What the exercise asks → Leave out the pictures and transcribe everything else exactly.

>> begin Data listing

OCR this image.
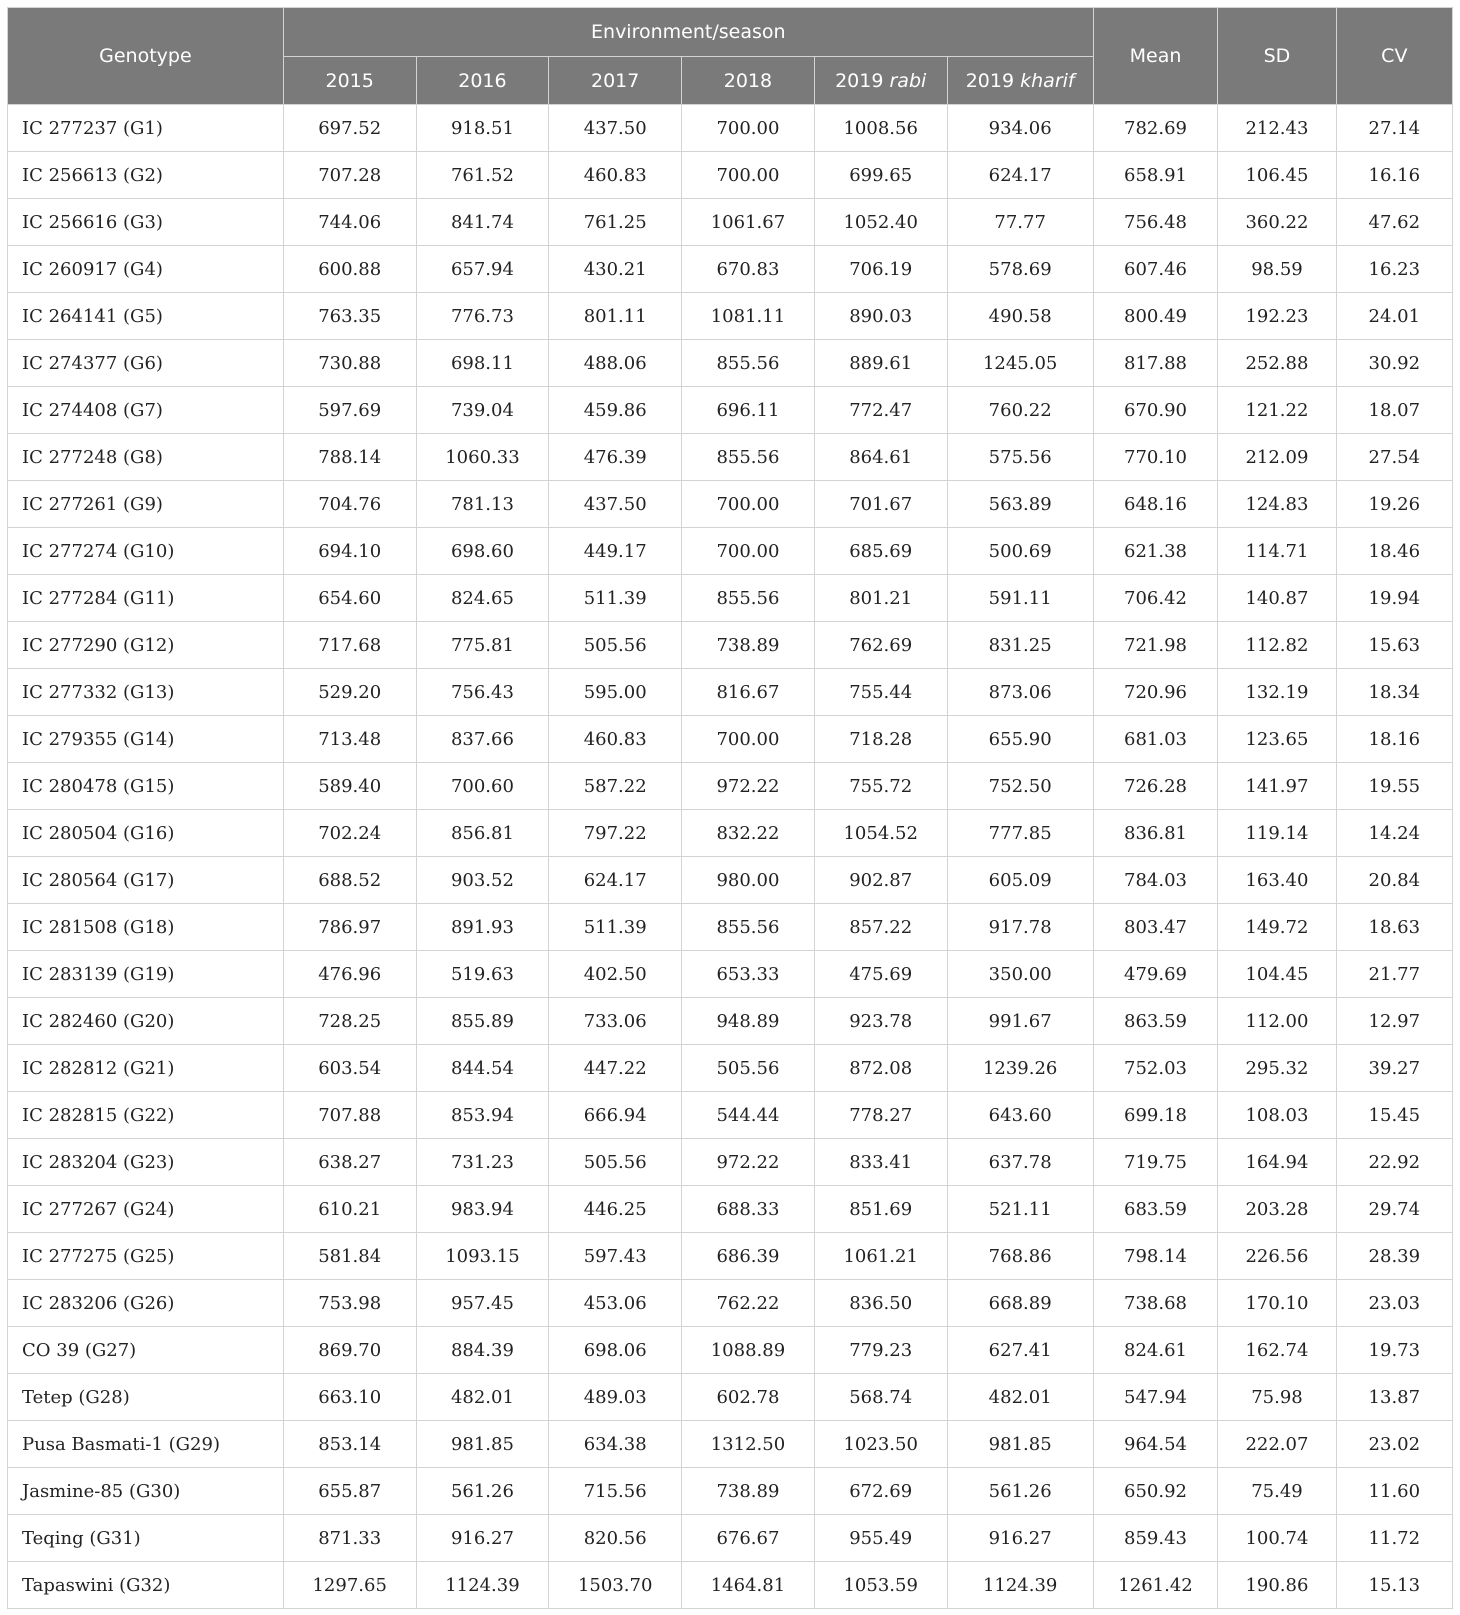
Genotype	Environment/season						Mean	SD	CV
	2015	2016	2017	2018	2019 rabi	2019 kharif			
IC 277237 (G1)	697.52	918.51	437.50	700.00	1008.56	934.06	782.69	212.43	27.14
IC 256613 (G2)	707.28	761.52	460.83	700.00	699.65	624.17	658.91	106.45	16.16
IC 256616 (G3)	744.06	841.74	761.25	1061.67	1052.40	77.77	756.48	360.22	47.62
IC 260917 (G4)	600.88	657.94	430.21	670.83	706.19	578.69	607.46	98.59	16.23
IC 264141 (G5)	763.35	776.73	801.11	1081.11	890.03	490.58	800.49	192.23	24.01
IC 274377 (G6)	730.88	698.11	488.06	855.56	889.61	1245.05	817.88	252.88	30.92
IC 274408 (G7)	597.69	739.04	459.86	696.11	772.47	760.22	670.90	121.22	18.07
IC 277248 (G8)	788.14	1060.33	476.39	855.56	864.61	575.56	770.10	212.09	27.54
IC 277261 (G9)	704.76	781.13	437.50	700.00	701.67	563.89	648.16	124.83	19.26
IC 277274 (G10)	694.10	698.60	449.17	700.00	685.69	500.69	621.38	114.71	18.46
IC 277284 (G11)	654.60	824.65	511.39	855.56	801.21	591.11	706.42	140.87	19.94
IC 277290 (G12)	717.68	775.81	505.56	738.89	762.69	831.25	721.98	112.82	15.63
IC 277332 (G13)	529.20	756.43	595.00	816.67	755.44	873.06	720.96	132.19	18.34
IC 279355 (G14)	713.48	837.66	460.83	700.00	718.28	655.90	681.03	123.65	18.16
IC 280478 (G15)	589.40	700.60	587.22	972.22	755.72	752.50	726.28	141.97	19.55
IC 280504 (G16)	702.24	856.81	797.22	832.22	1054.52	777.85	836.81	119.14	14.24
IC 280564 (G17)	688.52	903.52	624.17	980.00	902.87	605.09	784.03	163.40	20.84
IC 281508 (G18)	786.97	891.93	511.39	855.56	857.22	917.78	803.47	149.72	18.63
IC 283139 (G19)	476.96	519.63	402.50	653.33	475.69	350.00	479.69	104.45	21.77
IC 282460 (G20)	728.25	855.89	733.06	948.89	923.78	991.67	863.59	112.00	12.97
IC 282812 (G21)	603.54	844.54	447.22	505.56	872.08	1239.26	752.03	295.32	39.27
IC 282815 (G22)	707.88	853.94	666.94	544.44	778.27	643.60	699.18	108.03	15.45
IC 283204 (G23)	638.27	731.23	505.56	972.22	833.41	637.78	719.75	164.94	22.92
IC 277267 (G24)	610.21	983.94	446.25	688.33	851.69	521.11	683.59	203.28	29.74
IC 277275 (G25)	581.84	1093.15	597.43	686.39	1061.21	768.86	798.14	226.56	28.39
IC 283206 (G26)	753.98	957.45	453.06	762.22	836.50	668.89	738.68	170.10	23.03
CO 39 (G27)	869.70	884.39	698.06	1088.89	779.23	627.41	824.61	162.74	19.73
Tetep (G28)	663.10	482.01	489.03	602.78	568.74	482.01	547.94	75.98	13.87
Pusa Basmati-1 (G29)	853.14	981.85	634.38	1312.50	1023.50	981.85	964.54	222.07	23.02
Jasmine-85 (G30)	655.87	561.26	715.56	738.89	672.69	561.26	650.92	75.49	11.60
Teqing (G31)	871.33	916.27	820.56	676.67	955.49	916.27	859.43	100.74	11.72
Tapaswini (G32)	1297.65	1124.39	1503.70	1464.81	1053.59	1124.39	1261.42	190.86	15.13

>> end Data listing

Task solution →
OCR this image.
Genotype	Environment/season						Mean	SD	CV
	2015	2016	2017	2018	2019 rabi	2019 kharif			
IC 277237 (G1)	697.52	918.51	437.50	700.00	1008.56	934.06	782.69	212.43	27.14
IC 256613 (G2)	707.28	761.52	460.83	700.00	699.65	624.17	658.91	106.45	16.16
IC 256616 (G3)	744.06	841.74	761.25	1061.67	1052.40	77.77	756.48	360.22	47.62
IC 260917 (G4)	600.88	657.94	430.21	670.83	706.19	578.69	607.46	98.59	16.23
IC 264141 (G5)	763.35	776.73	801.11	1081.11	890.03	490.58	800.49	192.23	24.01
IC 274377 (G6)	730.88	698.11	488.06	855.56	889.61	1245.05	817.88	252.88	30.92
IC 274408 (G7)	597.69	739.04	459.86	696.11	772.47	760.22	670.90	121.22	18.07
IC 277248 (G8)	788.14	1060.33	476.39	855.56	864.61	575.56	770.10	212.09	27.54
IC 277261 (G9)	704.76	781.13	437.50	700.00	701.67	563.89	648.16	124.83	19.26
IC 277274 (G10)	694.10	698.60	449.17	700.00	685.69	500.69	621.38	114.71	18.46
IC 277284 (G11)	654.60	824.65	511.39	855.56	801.21	591.11	706.42	140.87	19.94
IC 277290 (G12)	717.68	775.81	505.56	738.89	762.69	831.25	721.98	112.82	15.63
IC 277332 (G13)	529.20	756.43	595.00	816.67	755.44	873.06	720.96	132.19	18.34
IC 279355 (G14)	713.48	837.66	460.83	700.00	718.28	655.90	681.03	123.65	18.16
IC 280478 (G15)	589.40	700.60	587.22	972.22	755.72	752.50	726.28	141.97	19.55
IC 280504 (G16)	702.24	856.81	797.22	832.22	1054.52	777.85	836.81	119.14	14.24
IC 280564 (G17)	688.52	903.52	624.17	980.00	902.87	605.09	784.03	163.40	20.84
IC 281508 (G18)	786.97	891.93	511.39	855.56	857.22	917.78	803.47	149.72	18.63
IC 283139 (G19)	476.96	519.63	402.50	653.33	475.69	350.00	479.69	104.45	21.77
IC 282460 (G20)	728.25	855.89	733.06	948.89	923.78	991.67	863.59	112.00	12.97
IC 282812 (G21)	603.54	844.54	447.22	505.56	872.08	1239.26	752.03	295.32	39.27
IC 282815 (G22)	707.88	853.94	666.94	544.44	778.27	643.60	699.18	108.03	15.45
IC 283204 (G23)	638.27	731.23	505.56	972.22	833.41	637.78	719.75	164.94	22.92
IC 277267 (G24)	610.21	983.94	446.25	688.33	851.69	521.11	683.59	203.28	29.74
IC 277275 (G25)	581.84	1093.15	597.43	686.39	1061.21	768.86	798.14	226.56	28.39
IC 283206 (G26)	753.98	957.45	453.06	762.22	836.50	668.89	738.68	170.10	23.03
CO 39 (G27)	869.70	884.39	698.06	1088.89	779.23	627.41	824.61	162.74	19.73
Tetep (G28)	663.10	482.01	489.03	602.78	568.74	482.01	547.94	75.98	13.87
Pusa Basmati-1 (G29)	853.14	981.85	634.38	1312.50	1023.50	981.85	964.54	222.07	23.02
Jasmine-85 (G30)	655.87	561.26	715.56	738.89	672.69	561.26	650.92	75.49	11.60
Teqing (G31)	871.33	916.27	820.56	676.67	955.49	916.27	859.43	100.74	11.72
Tapaswini (G32)	1297.65	1124.39	1503.70	1464.81	1053.59	1124.39	1261.42	190.86	15.13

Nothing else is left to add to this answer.